>> Begin

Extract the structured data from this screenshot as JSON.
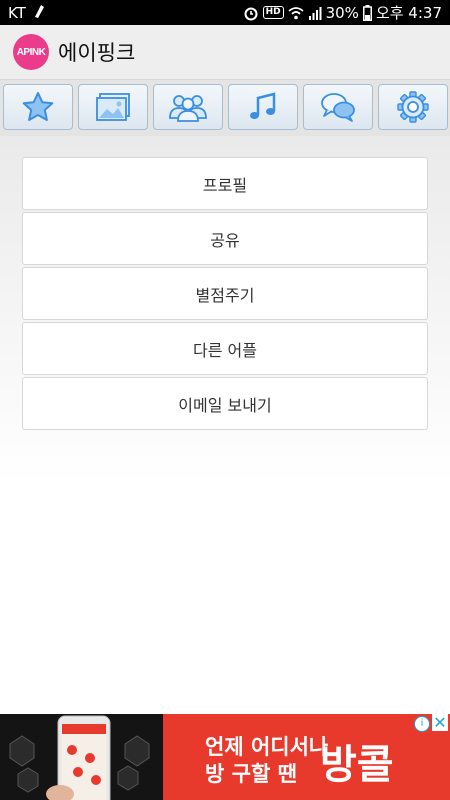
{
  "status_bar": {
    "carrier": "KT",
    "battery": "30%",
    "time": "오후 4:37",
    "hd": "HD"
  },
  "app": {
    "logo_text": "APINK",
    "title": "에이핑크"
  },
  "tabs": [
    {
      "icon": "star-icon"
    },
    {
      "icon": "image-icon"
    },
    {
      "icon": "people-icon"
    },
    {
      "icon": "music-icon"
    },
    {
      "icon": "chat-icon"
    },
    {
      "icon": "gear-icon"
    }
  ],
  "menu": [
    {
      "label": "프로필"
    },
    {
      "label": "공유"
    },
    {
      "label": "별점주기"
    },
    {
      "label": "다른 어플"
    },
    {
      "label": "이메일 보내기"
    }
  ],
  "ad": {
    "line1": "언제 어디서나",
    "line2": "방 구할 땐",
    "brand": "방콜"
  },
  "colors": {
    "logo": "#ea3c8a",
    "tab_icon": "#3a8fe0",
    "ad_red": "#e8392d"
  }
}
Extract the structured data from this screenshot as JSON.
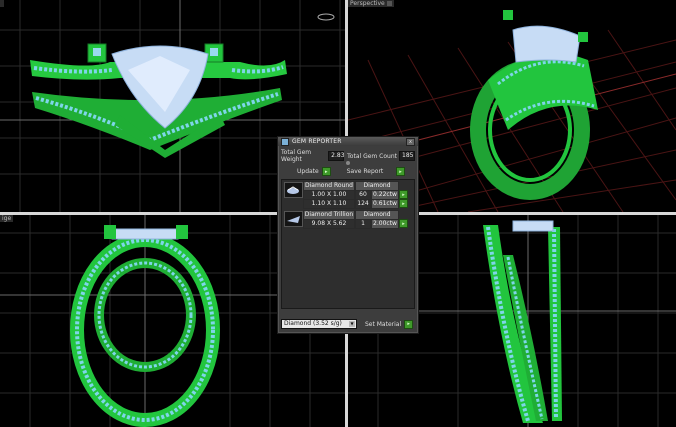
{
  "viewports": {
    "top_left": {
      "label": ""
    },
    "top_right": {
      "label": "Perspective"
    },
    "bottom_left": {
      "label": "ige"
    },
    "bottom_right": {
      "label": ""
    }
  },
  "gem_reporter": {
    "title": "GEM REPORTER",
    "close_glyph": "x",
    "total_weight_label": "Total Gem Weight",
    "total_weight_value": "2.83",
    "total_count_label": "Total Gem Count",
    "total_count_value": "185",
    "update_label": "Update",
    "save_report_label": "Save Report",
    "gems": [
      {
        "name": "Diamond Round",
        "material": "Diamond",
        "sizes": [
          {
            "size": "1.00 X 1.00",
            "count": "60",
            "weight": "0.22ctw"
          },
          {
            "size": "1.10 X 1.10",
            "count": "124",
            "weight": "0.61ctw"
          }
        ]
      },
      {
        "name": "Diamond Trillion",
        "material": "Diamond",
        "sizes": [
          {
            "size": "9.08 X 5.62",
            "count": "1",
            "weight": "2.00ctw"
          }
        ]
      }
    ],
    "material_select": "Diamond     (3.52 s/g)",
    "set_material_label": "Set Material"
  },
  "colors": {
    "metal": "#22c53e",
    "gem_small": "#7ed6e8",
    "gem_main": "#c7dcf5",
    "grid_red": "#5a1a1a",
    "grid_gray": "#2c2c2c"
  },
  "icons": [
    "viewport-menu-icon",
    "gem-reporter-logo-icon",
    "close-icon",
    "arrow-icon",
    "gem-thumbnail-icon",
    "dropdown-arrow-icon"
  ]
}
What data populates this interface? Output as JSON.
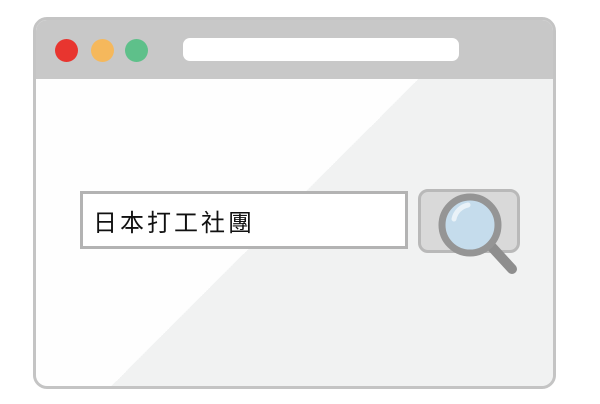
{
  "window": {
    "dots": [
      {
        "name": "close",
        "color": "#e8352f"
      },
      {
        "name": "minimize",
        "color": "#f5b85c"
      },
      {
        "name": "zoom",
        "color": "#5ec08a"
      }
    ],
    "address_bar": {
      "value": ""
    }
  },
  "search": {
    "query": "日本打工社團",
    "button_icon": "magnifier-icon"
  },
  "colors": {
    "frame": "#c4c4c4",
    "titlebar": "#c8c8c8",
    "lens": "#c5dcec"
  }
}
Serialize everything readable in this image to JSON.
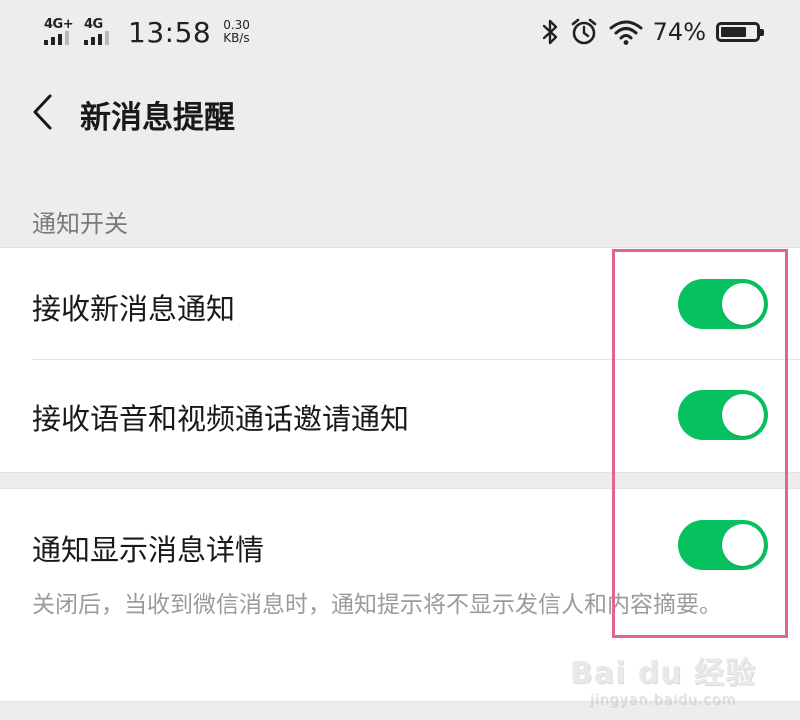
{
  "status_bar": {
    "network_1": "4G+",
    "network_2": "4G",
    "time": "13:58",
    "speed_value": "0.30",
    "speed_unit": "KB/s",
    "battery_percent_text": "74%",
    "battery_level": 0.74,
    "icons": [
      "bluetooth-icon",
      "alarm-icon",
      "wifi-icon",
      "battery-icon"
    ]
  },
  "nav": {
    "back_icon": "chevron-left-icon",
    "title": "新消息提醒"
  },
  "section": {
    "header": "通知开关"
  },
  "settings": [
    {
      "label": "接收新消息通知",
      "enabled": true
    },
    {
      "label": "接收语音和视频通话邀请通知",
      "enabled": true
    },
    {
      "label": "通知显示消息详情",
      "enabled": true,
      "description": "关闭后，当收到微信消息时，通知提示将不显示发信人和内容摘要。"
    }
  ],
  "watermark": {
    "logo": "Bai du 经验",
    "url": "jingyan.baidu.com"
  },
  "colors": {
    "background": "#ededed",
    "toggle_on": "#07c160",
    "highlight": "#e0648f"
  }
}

>> End

Without the pictures, reproduce every line of the records above exactly.

### [TASK RESULT]
Extract the structured data from this screenshot as JSON.
{
  "status_bar": {
    "carrier": "KT",
    "battery": "30%",
    "time": "오후 4:37",
    "hd": "HD"
  },
  "app": {
    "logo_text": "APINK",
    "title": "에이핑크"
  },
  "tabs": [
    {
      "icon": "star-icon"
    },
    {
      "icon": "image-icon"
    },
    {
      "icon": "people-icon"
    },
    {
      "icon": "music-icon"
    },
    {
      "icon": "chat-icon"
    },
    {
      "icon": "gear-icon"
    }
  ],
  "menu": [
    {
      "label": "프로필"
    },
    {
      "label": "공유"
    },
    {
      "label": "별점주기"
    },
    {
      "label": "다른 어플"
    },
    {
      "label": "이메일 보내기"
    }
  ],
  "ad": {
    "line1": "언제 어디서나",
    "line2": "방 구할 땐",
    "brand": "방콜"
  },
  "colors": {
    "logo": "#ea3c8a",
    "tab_icon": "#3a8fe0",
    "ad_red": "#e8392d"
  }
}
Extract the structured data from this screenshot as JSON.
{
  "viewports": {
    "top_left": {
      "label": ""
    },
    "top_right": {
      "label": "Perspective"
    },
    "bottom_left": {
      "label": "ige"
    },
    "bottom_right": {
      "label": ""
    }
  },
  "gem_reporter": {
    "title": "GEM REPORTER",
    "close_glyph": "x",
    "total_weight_label": "Total Gem Weight",
    "total_weight_value": "2.83",
    "total_count_label": "Total Gem Count",
    "total_count_value": "185",
    "update_label": "Update",
    "save_report_label": "Save Report",
    "gems": [
      {
        "name": "Diamond Round",
        "material": "Diamond",
        "sizes": [
          {
            "size": "1.00 X 1.00",
            "count": "60",
            "weight": "0.22ctw"
          },
          {
            "size": "1.10 X 1.10",
            "count": "124",
            "weight": "0.61ctw"
          }
        ]
      },
      {
        "name": "Diamond Trillion",
        "material": "Diamond",
        "sizes": [
          {
            "size": "9.08 X 5.62",
            "count": "1",
            "weight": "2.00ctw"
          }
        ]
      }
    ],
    "material_select": "Diamond     (3.52 s/g)",
    "set_material_label": "Set Material"
  },
  "colors": {
    "metal": "#22c53e",
    "gem_small": "#7ed6e8",
    "gem_main": "#c7dcf5",
    "grid_red": "#5a1a1a",
    "grid_gray": "#2c2c2c"
  },
  "icons": [
    "viewport-menu-icon",
    "gem-reporter-logo-icon",
    "close-icon",
    "arrow-icon",
    "gem-thumbnail-icon",
    "dropdown-arrow-icon"
  ]
}
What data populates this interface? Output as JSON.
{
  "window": {
    "dots": [
      {
        "name": "close",
        "color": "#e8352f"
      },
      {
        "name": "minimize",
        "color": "#f5b85c"
      },
      {
        "name": "zoom",
        "color": "#5ec08a"
      }
    ],
    "address_bar": {
      "value": ""
    }
  },
  "search": {
    "query": "日本打工社團",
    "button_icon": "magnifier-icon"
  },
  "colors": {
    "frame": "#c4c4c4",
    "titlebar": "#c8c8c8",
    "lens": "#c5dcec"
  }
}
Serialize everything readable in this image to JSON.
{
  "status_bar": {
    "network_1": "4G+",
    "network_2": "4G",
    "time": "13:58",
    "speed_value": "0.30",
    "speed_unit": "KB/s",
    "battery_percent_text": "74%",
    "battery_level": 0.74,
    "icons": [
      "bluetooth-icon",
      "alarm-icon",
      "wifi-icon",
      "battery-icon"
    ]
  },
  "nav": {
    "back_icon": "chevron-left-icon",
    "title": "新消息提醒"
  },
  "section": {
    "header": "通知开关"
  },
  "settings": [
    {
      "label": "接收新消息通知",
      "enabled": true
    },
    {
      "label": "接收语音和视频通话邀请通知",
      "enabled": true
    },
    {
      "label": "通知显示消息详情",
      "enabled": true,
      "description": "关闭后，当收到微信消息时，通知提示将不显示发信人和内容摘要。"
    }
  ],
  "watermark": {
    "logo": "Bai du 经验",
    "url": "jingyan.baidu.com"
  },
  "colors": {
    "background": "#ededed",
    "toggle_on": "#07c160",
    "highlight": "#e0648f"
  }
}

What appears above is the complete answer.